Brief -> Write out, precisely and in full, each line of the material.

Stored entries:
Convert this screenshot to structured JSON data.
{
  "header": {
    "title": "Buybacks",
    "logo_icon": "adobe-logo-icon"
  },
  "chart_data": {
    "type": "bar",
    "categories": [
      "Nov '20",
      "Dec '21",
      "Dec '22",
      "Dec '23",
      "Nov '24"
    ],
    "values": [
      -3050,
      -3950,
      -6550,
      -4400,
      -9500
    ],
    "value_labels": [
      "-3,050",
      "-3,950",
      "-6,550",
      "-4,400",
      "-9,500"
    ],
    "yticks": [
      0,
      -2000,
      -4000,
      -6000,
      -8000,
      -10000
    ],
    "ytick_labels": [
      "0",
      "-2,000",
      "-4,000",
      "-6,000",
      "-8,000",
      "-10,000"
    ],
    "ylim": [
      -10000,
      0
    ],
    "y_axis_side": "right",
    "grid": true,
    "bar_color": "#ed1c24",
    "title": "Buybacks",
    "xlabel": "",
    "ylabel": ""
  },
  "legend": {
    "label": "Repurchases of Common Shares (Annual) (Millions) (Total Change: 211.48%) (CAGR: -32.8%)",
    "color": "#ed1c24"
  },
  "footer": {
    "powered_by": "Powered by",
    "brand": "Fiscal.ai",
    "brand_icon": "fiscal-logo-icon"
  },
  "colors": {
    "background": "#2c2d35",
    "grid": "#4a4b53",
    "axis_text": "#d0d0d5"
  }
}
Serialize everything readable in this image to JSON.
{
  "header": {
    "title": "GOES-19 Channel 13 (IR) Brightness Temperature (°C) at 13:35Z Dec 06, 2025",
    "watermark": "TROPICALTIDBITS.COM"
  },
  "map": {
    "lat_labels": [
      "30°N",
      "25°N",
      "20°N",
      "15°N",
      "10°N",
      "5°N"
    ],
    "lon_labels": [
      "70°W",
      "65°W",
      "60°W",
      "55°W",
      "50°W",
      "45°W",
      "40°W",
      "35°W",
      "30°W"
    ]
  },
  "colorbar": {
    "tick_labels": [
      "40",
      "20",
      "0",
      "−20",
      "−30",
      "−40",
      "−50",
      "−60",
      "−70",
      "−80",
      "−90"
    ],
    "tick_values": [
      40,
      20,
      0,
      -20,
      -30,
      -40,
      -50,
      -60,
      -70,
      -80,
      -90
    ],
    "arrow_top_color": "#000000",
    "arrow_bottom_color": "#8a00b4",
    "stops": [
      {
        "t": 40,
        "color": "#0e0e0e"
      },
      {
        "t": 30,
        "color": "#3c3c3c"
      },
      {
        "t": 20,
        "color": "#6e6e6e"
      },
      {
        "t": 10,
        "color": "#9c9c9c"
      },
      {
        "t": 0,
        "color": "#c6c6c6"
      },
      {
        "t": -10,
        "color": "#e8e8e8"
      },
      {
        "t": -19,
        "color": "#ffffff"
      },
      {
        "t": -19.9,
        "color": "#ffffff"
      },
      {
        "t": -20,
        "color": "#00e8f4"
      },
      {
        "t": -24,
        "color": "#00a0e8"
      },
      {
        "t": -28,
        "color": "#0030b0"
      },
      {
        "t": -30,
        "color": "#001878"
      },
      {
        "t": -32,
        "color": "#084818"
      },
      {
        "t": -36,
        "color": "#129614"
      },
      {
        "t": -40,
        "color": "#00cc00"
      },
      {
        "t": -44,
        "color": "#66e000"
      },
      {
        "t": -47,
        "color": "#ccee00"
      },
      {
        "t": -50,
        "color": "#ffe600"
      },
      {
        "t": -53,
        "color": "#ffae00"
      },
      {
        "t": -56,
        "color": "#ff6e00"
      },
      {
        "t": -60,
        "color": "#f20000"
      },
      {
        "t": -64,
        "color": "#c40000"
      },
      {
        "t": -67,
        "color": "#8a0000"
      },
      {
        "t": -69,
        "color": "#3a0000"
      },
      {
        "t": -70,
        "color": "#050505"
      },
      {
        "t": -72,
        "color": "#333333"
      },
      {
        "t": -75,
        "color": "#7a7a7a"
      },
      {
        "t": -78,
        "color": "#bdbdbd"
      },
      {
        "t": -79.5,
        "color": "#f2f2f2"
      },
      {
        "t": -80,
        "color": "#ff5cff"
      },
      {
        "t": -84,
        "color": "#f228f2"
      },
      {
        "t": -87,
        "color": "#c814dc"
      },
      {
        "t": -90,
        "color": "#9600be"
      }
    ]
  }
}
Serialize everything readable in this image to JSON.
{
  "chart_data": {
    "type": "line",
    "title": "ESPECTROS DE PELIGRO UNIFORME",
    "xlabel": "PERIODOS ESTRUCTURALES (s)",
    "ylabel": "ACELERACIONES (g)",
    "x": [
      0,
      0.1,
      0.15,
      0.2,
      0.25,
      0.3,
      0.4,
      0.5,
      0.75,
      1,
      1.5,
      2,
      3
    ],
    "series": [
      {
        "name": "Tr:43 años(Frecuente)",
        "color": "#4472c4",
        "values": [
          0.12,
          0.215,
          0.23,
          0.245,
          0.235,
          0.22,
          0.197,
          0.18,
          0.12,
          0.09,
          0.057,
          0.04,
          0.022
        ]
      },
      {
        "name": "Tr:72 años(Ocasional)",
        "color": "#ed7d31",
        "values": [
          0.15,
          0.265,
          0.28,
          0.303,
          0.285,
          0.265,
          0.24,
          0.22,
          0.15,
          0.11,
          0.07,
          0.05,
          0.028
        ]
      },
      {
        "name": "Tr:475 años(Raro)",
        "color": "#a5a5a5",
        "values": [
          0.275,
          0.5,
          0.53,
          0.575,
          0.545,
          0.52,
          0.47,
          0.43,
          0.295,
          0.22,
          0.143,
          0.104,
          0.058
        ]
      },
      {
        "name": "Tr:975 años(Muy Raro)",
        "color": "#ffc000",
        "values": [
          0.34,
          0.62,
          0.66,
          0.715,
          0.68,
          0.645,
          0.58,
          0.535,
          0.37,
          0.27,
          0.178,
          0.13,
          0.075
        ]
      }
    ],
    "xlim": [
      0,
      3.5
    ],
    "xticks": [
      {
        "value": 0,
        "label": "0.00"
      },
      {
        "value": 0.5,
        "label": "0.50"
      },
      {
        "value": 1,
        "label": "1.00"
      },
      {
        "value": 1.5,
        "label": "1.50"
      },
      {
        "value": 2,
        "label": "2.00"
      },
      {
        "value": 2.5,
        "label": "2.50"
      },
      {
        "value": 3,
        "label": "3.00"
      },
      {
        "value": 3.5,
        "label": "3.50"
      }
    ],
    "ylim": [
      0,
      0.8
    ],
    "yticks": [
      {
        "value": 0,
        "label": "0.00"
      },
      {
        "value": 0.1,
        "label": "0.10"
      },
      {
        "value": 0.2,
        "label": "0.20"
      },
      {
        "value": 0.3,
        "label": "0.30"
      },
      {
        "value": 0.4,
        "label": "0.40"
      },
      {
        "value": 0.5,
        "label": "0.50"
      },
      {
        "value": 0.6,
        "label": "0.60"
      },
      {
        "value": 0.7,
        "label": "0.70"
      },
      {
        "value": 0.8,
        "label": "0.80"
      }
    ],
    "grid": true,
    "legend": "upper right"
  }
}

Solution below ->
Convert this screenshot to structured JSON data.
{
  "header": {
    "title": "Buybacks",
    "logo_icon": "adobe-logo-icon"
  },
  "chart_data": {
    "type": "bar",
    "categories": [
      "Nov '20",
      "Dec '21",
      "Dec '22",
      "Dec '23",
      "Nov '24"
    ],
    "values": [
      -3050,
      -3950,
      -6550,
      -4400,
      -9500
    ],
    "value_labels": [
      "-3,050",
      "-3,950",
      "-6,550",
      "-4,400",
      "-9,500"
    ],
    "yticks": [
      0,
      -2000,
      -4000,
      -6000,
      -8000,
      -10000
    ],
    "ytick_labels": [
      "0",
      "-2,000",
      "-4,000",
      "-6,000",
      "-8,000",
      "-10,000"
    ],
    "ylim": [
      -10000,
      0
    ],
    "y_axis_side": "right",
    "grid": true,
    "bar_color": "#ed1c24",
    "title": "Buybacks",
    "xlabel": "",
    "ylabel": ""
  },
  "legend": {
    "label": "Repurchases of Common Shares (Annual) (Millions) (Total Change: 211.48%) (CAGR: -32.8%)",
    "color": "#ed1c24"
  },
  "footer": {
    "powered_by": "Powered by",
    "brand": "Fiscal.ai",
    "brand_icon": "fiscal-logo-icon"
  },
  "colors": {
    "background": "#2c2d35",
    "grid": "#4a4b53",
    "axis_text": "#d0d0d5"
  }
}
Serialize everything readable in this image to JSON.
{
  "header": {
    "title": "GOES-19 Channel 13 (IR) Brightness Temperature (°C) at 13:35Z Dec 06, 2025",
    "watermark": "TROPICALTIDBITS.COM"
  },
  "map": {
    "lat_labels": [
      "30°N",
      "25°N",
      "20°N",
      "15°N",
      "10°N",
      "5°N"
    ],
    "lon_labels": [
      "70°W",
      "65°W",
      "60°W",
      "55°W",
      "50°W",
      "45°W",
      "40°W",
      "35°W",
      "30°W"
    ]
  },
  "colorbar": {
    "tick_labels": [
      "40",
      "20",
      "0",
      "−20",
      "−30",
      "−40",
      "−50",
      "−60",
      "−70",
      "−80",
      "−90"
    ],
    "tick_values": [
      40,
      20,
      0,
      -20,
      -30,
      -40,
      -50,
      -60,
      -70,
      -80,
      -90
    ],
    "arrow_top_color": "#000000",
    "arrow_bottom_color": "#8a00b4",
    "stops": [
      {
        "t": 40,
        "color": "#0e0e0e"
      },
      {
        "t": 30,
        "color": "#3c3c3c"
      },
      {
        "t": 20,
        "color": "#6e6e6e"
      },
      {
        "t": 10,
        "color": "#9c9c9c"
      },
      {
        "t": 0,
        "color": "#c6c6c6"
      },
      {
        "t": -10,
        "color": "#e8e8e8"
      },
      {
        "t": -19,
        "color": "#ffffff"
      },
      {
        "t": -19.9,
        "color": "#ffffff"
      },
      {
        "t": -20,
        "color": "#00e8f4"
      },
      {
        "t": -24,
        "color": "#00a0e8"
      },
      {
        "t": -28,
        "color": "#0030b0"
      },
      {
        "t": -30,
        "color": "#001878"
      },
      {
        "t": -32,
        "color": "#084818"
      },
      {
        "t": -36,
        "color": "#129614"
      },
      {
        "t": -40,
        "color": "#00cc00"
      },
      {
        "t": -44,
        "color": "#66e000"
      },
      {
        "t": -47,
        "color": "#ccee00"
      },
      {
        "t": -50,
        "color": "#ffe600"
      },
      {
        "t": -53,
        "color": "#ffae00"
      },
      {
        "t": -56,
        "color": "#ff6e00"
      },
      {
        "t": -60,
        "color": "#f20000"
      },
      {
        "t": -64,
        "color": "#c40000"
      },
      {
        "t": -67,
        "color": "#8a0000"
      },
      {
        "t": -69,
        "color": "#3a0000"
      },
      {
        "t": -70,
        "color": "#050505"
      },
      {
        "t": -72,
        "color": "#333333"
      },
      {
        "t": -75,
        "color": "#7a7a7a"
      },
      {
        "t": -78,
        "color": "#bdbdbd"
      },
      {
        "t": -79.5,
        "color": "#f2f2f2"
      },
      {
        "t": -80,
        "color": "#ff5cff"
      },
      {
        "t": -84,
        "color": "#f228f2"
      },
      {
        "t": -87,
        "color": "#c814dc"
      },
      {
        "t": -90,
        "color": "#9600be"
      }
    ]
  }
}
Serialize everything readable in this image to JSON.
{
  "chart_data": {
    "type": "line",
    "title": "ESPECTROS DE PELIGRO UNIFORME",
    "xlabel": "PERIODOS ESTRUCTURALES (s)",
    "ylabel": "ACELERACIONES (g)",
    "x": [
      0,
      0.1,
      0.15,
      0.2,
      0.25,
      0.3,
      0.4,
      0.5,
      0.75,
      1,
      1.5,
      2,
      3
    ],
    "series": [
      {
        "name": "Tr:43 años(Frecuente)",
        "color": "#4472c4",
        "values": [
          0.12,
          0.215,
          0.23,
          0.245,
          0.235,
          0.22,
          0.197,
          0.18,
          0.12,
          0.09,
          0.057,
          0.04,
          0.022
        ]
      },
      {
        "name": "Tr:72 años(Ocasional)",
        "color": "#ed7d31",
        "values": [
          0.15,
          0.265,
          0.28,
          0.303,
          0.285,
          0.265,
          0.24,
          0.22,
          0.15,
          0.11,
          0.07,
          0.05,
          0.028
        ]
      },
      {
        "name": "Tr:475 años(Raro)",
        "color": "#a5a5a5",
        "values": [
          0.275,
          0.5,
          0.53,
          0.575,
          0.545,
          0.52,
          0.47,
          0.43,
          0.295,
          0.22,
          0.143,
          0.104,
          0.058
        ]
      },
      {
        "name": "Tr:975 años(Muy Raro)",
        "color": "#ffc000",
        "values": [
          0.34,
          0.62,
          0.66,
          0.715,
          0.68,
          0.645,
          0.58,
          0.535,
          0.37,
          0.27,
          0.178,
          0.13,
          0.075
        ]
      }
    ],
    "xlim": [
      0,
      3.5
    ],
    "xticks": [
      {
        "value": 0,
        "label": "0.00"
      },
      {
        "value": 0.5,
        "label": "0.50"
      },
      {
        "value": 1,
        "label": "1.00"
      },
      {
        "value": 1.5,
        "label": "1.50"
      },
      {
        "value": 2,
        "label": "2.00"
      },
      {
        "value": 2.5,
        "label": "2.50"
      },
      {
        "value": 3,
        "label": "3.00"
      },
      {
        "value": 3.5,
        "label": "3.50"
      }
    ],
    "ylim": [
      0,
      0.8
    ],
    "yticks": [
      {
        "value": 0,
        "label": "0.00"
      },
      {
        "value": 0.1,
        "label": "0.10"
      },
      {
        "value": 0.2,
        "label": "0.20"
      },
      {
        "value": 0.3,
        "label": "0.30"
      },
      {
        "value": 0.4,
        "label": "0.40"
      },
      {
        "value": 0.5,
        "label": "0.50"
      },
      {
        "value": 0.6,
        "label": "0.60"
      },
      {
        "value": 0.7,
        "label": "0.70"
      },
      {
        "value": 0.8,
        "label": "0.80"
      }
    ],
    "grid": true,
    "legend": "upper right"
  }
}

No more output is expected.